# Problem:
Lines that hold the word "Prompt" should be located and copied.

◇ ◇ ◇ ◇

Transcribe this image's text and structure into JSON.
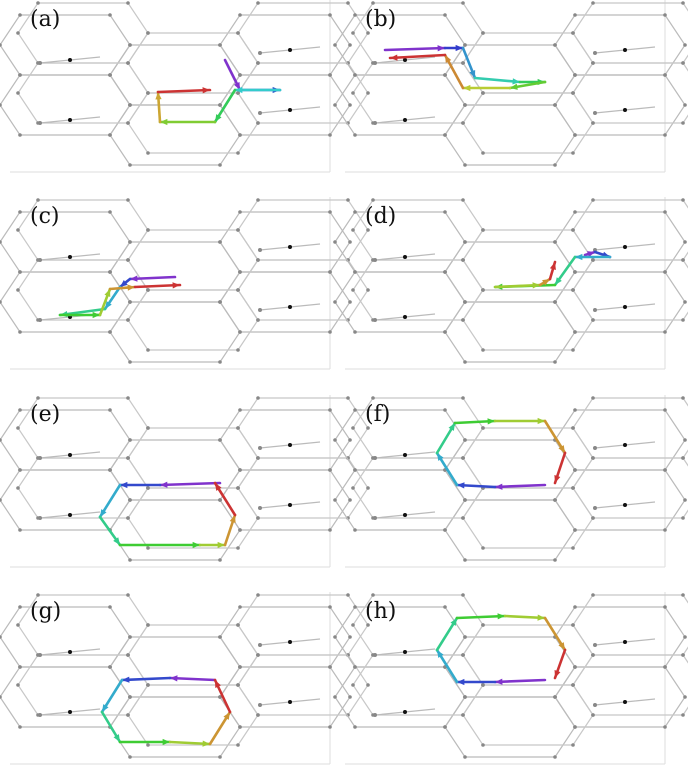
{
  "panels": [
    {
      "label": "(a)"
    },
    {
      "label": "(b)"
    },
    {
      "label": "(c)"
    },
    {
      "label": "(d)"
    },
    {
      "label": "(e)"
    },
    {
      "label": "(f)"
    },
    {
      "label": "(g)"
    },
    {
      "label": "(h)"
    }
  ]
}
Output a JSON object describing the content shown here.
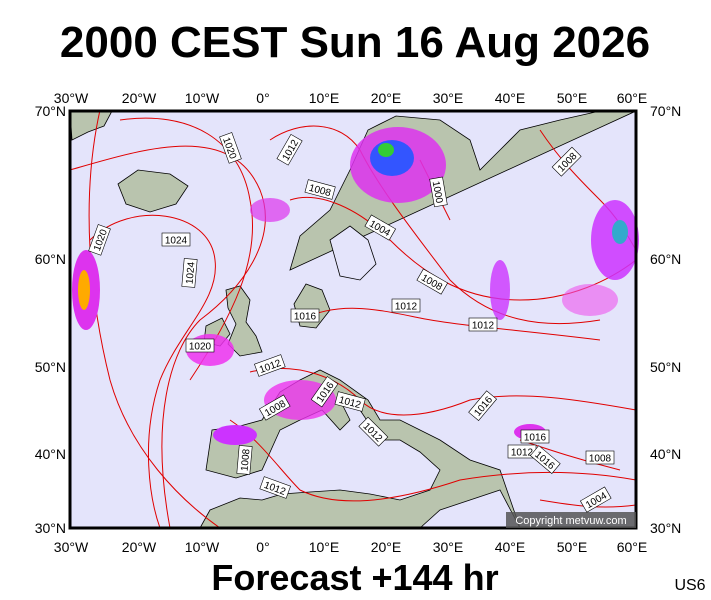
{
  "header": {
    "title": "2000 CEST Sun 16 Aug 2026"
  },
  "map": {
    "lon_labels": [
      "30°W",
      "20°W",
      "10°W",
      "0°",
      "10°E",
      "20°E",
      "30°E",
      "40°E",
      "50°E",
      "60°E"
    ],
    "lat_labels": [
      "70°N",
      "60°N",
      "50°N",
      "40°N",
      "30°N"
    ],
    "isobar_labels": [
      "1020",
      "1012",
      "1008",
      "1000",
      "1004",
      "1024",
      "1024",
      "1020",
      "1008",
      "1012",
      "1016",
      "1012",
      "1020",
      "1012",
      "1016",
      "1012",
      "1008",
      "1012",
      "1016",
      "1016",
      "1012",
      "1008",
      "1012",
      "1008",
      "1004",
      "1008",
      "1016"
    ]
  },
  "footer": {
    "copyright": "Copyright metvuw.com",
    "forecast": "Forecast +144 hr",
    "model": "US6"
  }
}
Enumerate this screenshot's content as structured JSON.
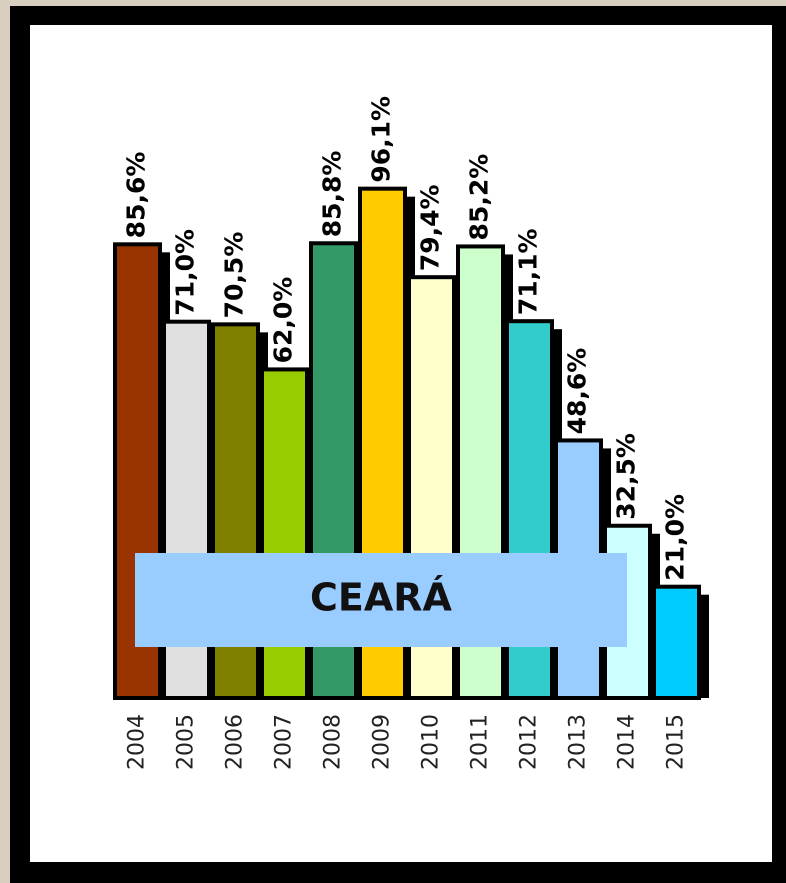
{
  "chart_data": {
    "type": "bar",
    "categories": [
      "2004",
      "2005",
      "2006",
      "2007",
      "2008",
      "2009",
      "2010",
      "2011",
      "2012",
      "2013",
      "2014",
      "2015"
    ],
    "values": [
      85.6,
      71.0,
      70.5,
      62.0,
      85.8,
      96.1,
      79.4,
      85.2,
      71.1,
      48.6,
      32.5,
      21.0
    ],
    "value_labels": [
      "85,6%",
      "71,0%",
      "70,5%",
      "62,0%",
      "85,8%",
      "96,1%",
      "79,4%",
      "85,2%",
      "71,1%",
      "48,6%",
      "32,5%",
      "21,0%"
    ],
    "colors": [
      "#993300",
      "#e0e0e0",
      "#808000",
      "#99cc00",
      "#339966",
      "#ffcc00",
      "#ffffcc",
      "#ccffcc",
      "#33cccc",
      "#99ccff",
      "#ccffff",
      "#00ccff"
    ],
    "ylim": [
      0,
      100
    ],
    "annotation": "CEARÁ"
  }
}
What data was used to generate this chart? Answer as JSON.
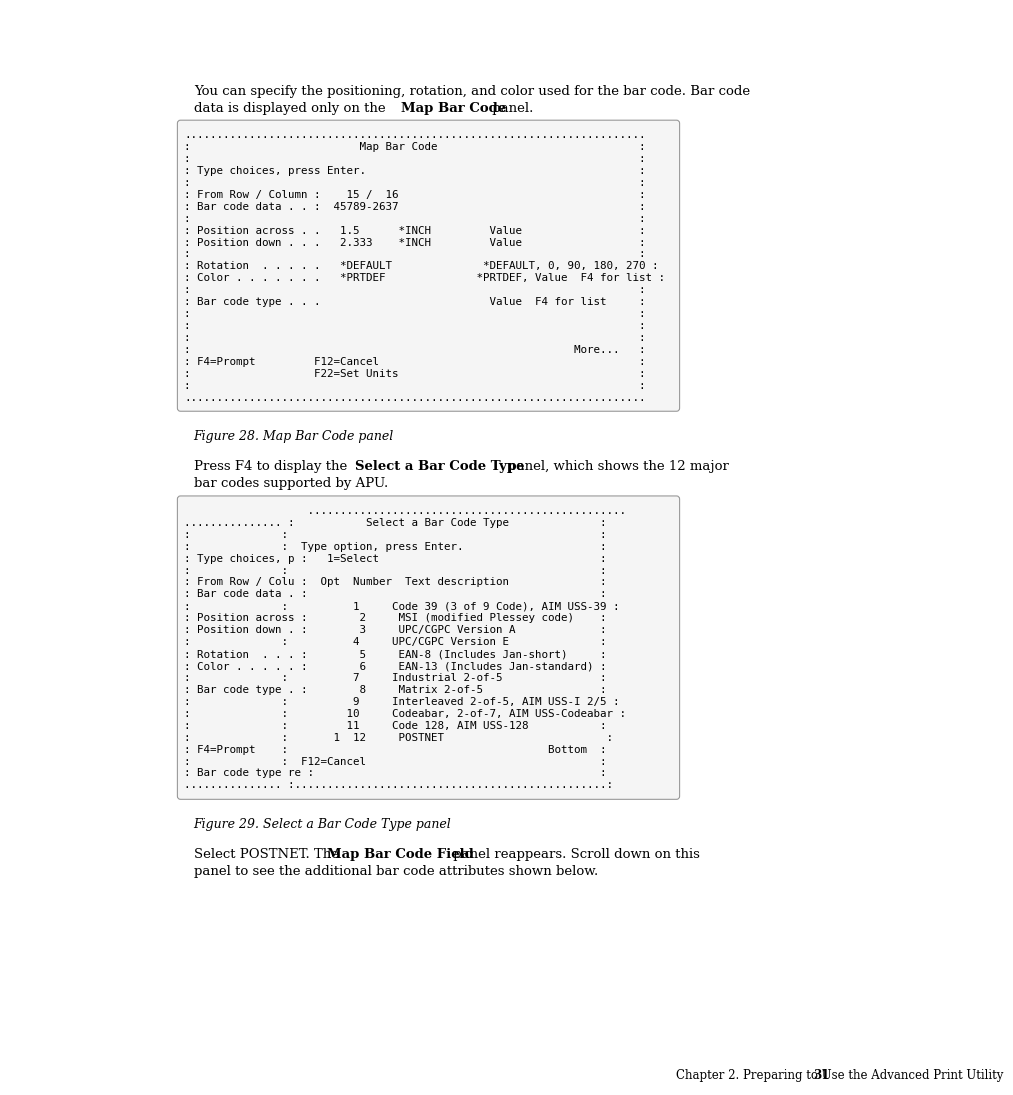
{
  "bg_color": "#ffffff",
  "text_color": "#000000",
  "font_size_body": 9.5,
  "font_size_mono": 7.8,
  "font_size_caption": 9.0,
  "font_size_footer": 8.5,
  "panel1_text": [
    ".......................................................................",
    ":                          Map Bar Code                               :",
    ":                                                                     :",
    ": Type choices, press Enter.                                          :",
    ":                                                                     :",
    ": From Row / Column :    15 /  16                                     :",
    ": Bar code data . . :  45789-2637                                     :",
    ":                                                                     :",
    ": Position across . .   1.5      *INCH         Value                  :",
    ": Position down . . .   2.333    *INCH         Value                  :",
    ":                                                                     :",
    ": Rotation  . . . . .   *DEFAULT              *DEFAULT, 0, 90, 180, 270 :",
    ": Color . . . . . . .   *PRTDEF              *PRTDEF, Value  F4 for list :",
    ":                                                                     :",
    ": Bar code type . . .                          Value  F4 for list     :",
    ":                                                                     :",
    ":                                                                     :",
    ":                                                                     :",
    ":                                                           More...   :",
    ": F4=Prompt         F12=Cancel                                        :",
    ":                   F22=Set Units                                     :",
    ":                                                                     :",
    "......................................................................."
  ],
  "panel2_text": [
    "                   .................................................",
    "............... :           Select a Bar Code Type              :",
    ":              :                                                :",
    ":              :  Type option, press Enter.                     :",
    ": Type choices, p :   1=Select                                  :",
    ":              :                                                :",
    ": From Row / Colu :  Opt  Number  Text description              :",
    ": Bar code data . :                                             :",
    ":              :          1     Code 39 (3 of 9 Code), AIM USS-39 :",
    ": Position across :        2     MSI (modified Plessey code)    :",
    ": Position down . :        3     UPC/CGPC Version A             :",
    ":              :          4     UPC/CGPC Version E              :",
    ": Rotation  . . . :        5     EAN-8 (Includes Jan-short)     :",
    ": Color . . . . . :        6     EAN-13 (Includes Jan-standard) :",
    ":              :          7     Industrial 2-of-5               :",
    ": Bar code type . :        8     Matrix 2-of-5                  :",
    ":              :          9     Interleaved 2-of-5, AIM USS-I 2/5 :",
    ":              :         10     Codeabar, 2-of-7, AIM USS-Codeabar :",
    ":              :         11     Code 128, AIM USS-128           :",
    ":              :       1  12     POSTNET                         :",
    ": F4=Prompt    :                                        Bottom  :",
    ":              :  F12=Cancel                                    :",
    ": Bar code type re :                                            :",
    "............... :................................................:"
  ],
  "caption1": "Figure 28. Map Bar Code panel",
  "caption2": "Figure 29. Select a Bar Code Type panel",
  "footer_left": "Chapter 2. Preparing to Use the Advanced Print Utility",
  "footer_page": "31"
}
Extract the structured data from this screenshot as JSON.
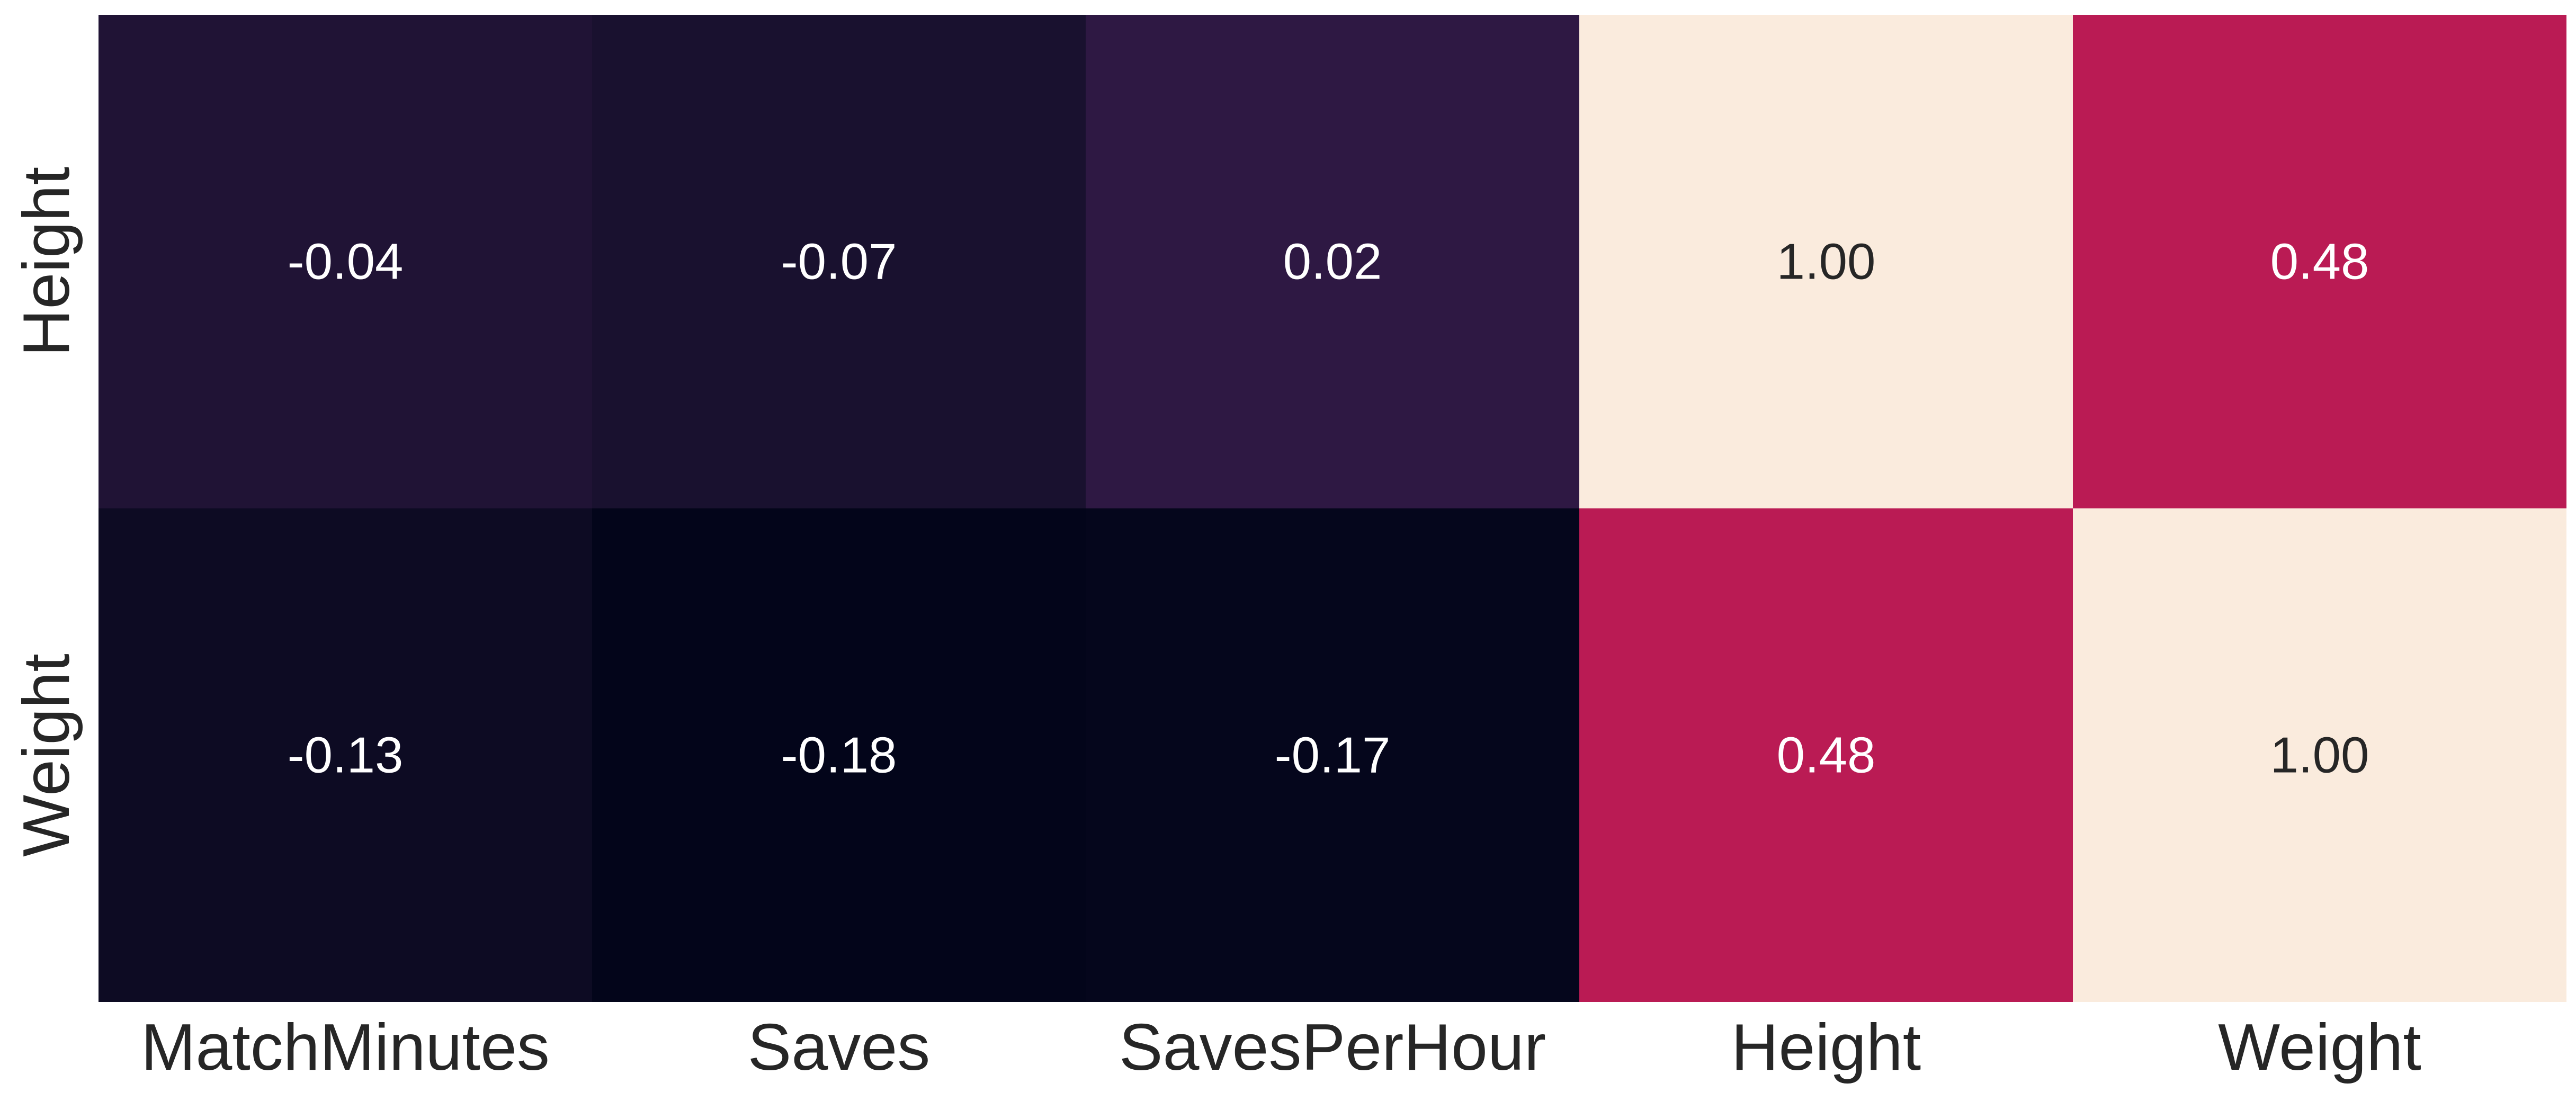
{
  "chart_data": {
    "type": "heatmap",
    "title": "",
    "xlabel": "",
    "ylabel": "",
    "x_categories": [
      "MatchMinutes",
      "Saves",
      "SavesPerHour",
      "Height",
      "Weight"
    ],
    "y_categories": [
      "Height",
      "Weight"
    ],
    "values": [
      [
        -0.04,
        -0.07,
        0.02,
        1.0,
        0.48
      ],
      [
        -0.13,
        -0.18,
        -0.17,
        0.48,
        1.0
      ]
    ],
    "value_labels": [
      [
        "-0.04",
        "-0.07",
        "0.02",
        "1.00",
        "0.48"
      ],
      [
        "-0.13",
        "-0.18",
        "-0.17",
        "0.48",
        "1.00"
      ]
    ],
    "colorbar": false,
    "grid": false,
    "colormap": "rocket",
    "colors": {
      "low": "#03051a",
      "high": "#faebdd",
      "mid_red": "#e03045",
      "text_dark": "#262626",
      "text_light": "#ffffff"
    }
  }
}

◇ ◇ ◇ ◇

# Result of this exercise:
    ": F4=Prompt         F12=Cancel                                        :",
    ": F4=Prompt    :                                        Bottom  :",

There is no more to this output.